<<<<
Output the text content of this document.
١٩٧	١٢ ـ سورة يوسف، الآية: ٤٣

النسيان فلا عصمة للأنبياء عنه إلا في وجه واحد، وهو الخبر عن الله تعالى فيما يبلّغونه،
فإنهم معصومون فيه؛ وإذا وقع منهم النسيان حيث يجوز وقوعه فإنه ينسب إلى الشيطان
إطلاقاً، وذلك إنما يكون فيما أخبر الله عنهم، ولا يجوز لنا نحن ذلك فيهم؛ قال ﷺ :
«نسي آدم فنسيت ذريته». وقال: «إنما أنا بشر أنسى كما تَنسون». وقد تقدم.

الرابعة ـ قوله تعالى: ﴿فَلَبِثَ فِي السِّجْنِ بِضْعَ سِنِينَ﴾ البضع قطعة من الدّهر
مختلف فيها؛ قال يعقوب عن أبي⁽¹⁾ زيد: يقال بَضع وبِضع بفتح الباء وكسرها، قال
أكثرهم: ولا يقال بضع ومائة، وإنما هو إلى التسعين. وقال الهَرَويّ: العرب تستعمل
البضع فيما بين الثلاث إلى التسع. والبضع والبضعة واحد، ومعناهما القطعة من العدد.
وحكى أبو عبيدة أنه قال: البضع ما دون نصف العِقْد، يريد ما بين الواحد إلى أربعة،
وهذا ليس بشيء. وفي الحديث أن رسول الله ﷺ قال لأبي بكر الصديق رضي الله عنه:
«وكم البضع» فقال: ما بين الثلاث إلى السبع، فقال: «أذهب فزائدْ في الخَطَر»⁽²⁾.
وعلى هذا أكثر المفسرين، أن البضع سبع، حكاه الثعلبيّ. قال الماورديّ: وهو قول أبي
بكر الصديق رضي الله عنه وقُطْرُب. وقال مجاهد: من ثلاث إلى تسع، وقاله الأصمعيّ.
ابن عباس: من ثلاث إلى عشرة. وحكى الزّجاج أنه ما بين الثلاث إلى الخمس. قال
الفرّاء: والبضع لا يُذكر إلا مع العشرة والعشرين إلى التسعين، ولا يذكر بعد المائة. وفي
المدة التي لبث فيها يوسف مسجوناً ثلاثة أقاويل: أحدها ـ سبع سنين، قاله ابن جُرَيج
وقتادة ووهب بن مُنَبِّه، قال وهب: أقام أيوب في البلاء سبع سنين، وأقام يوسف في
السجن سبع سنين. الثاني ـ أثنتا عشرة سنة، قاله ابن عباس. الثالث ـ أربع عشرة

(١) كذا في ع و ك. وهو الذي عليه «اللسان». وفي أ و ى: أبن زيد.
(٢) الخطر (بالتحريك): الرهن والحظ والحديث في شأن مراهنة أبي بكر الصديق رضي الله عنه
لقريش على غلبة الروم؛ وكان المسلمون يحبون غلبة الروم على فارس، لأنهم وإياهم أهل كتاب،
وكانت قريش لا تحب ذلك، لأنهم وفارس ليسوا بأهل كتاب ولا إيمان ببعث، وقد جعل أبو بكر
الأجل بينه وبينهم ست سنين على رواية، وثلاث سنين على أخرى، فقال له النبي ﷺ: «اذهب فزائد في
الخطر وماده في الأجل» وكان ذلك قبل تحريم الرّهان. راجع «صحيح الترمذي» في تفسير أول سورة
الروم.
>>>>
**INSTRUCTIONS FOR THE TASK:** Looking back at the lines above, state how many contain the word "الروم", and supply nothing besides the number.

**ANSWER TO THE TASK:** 2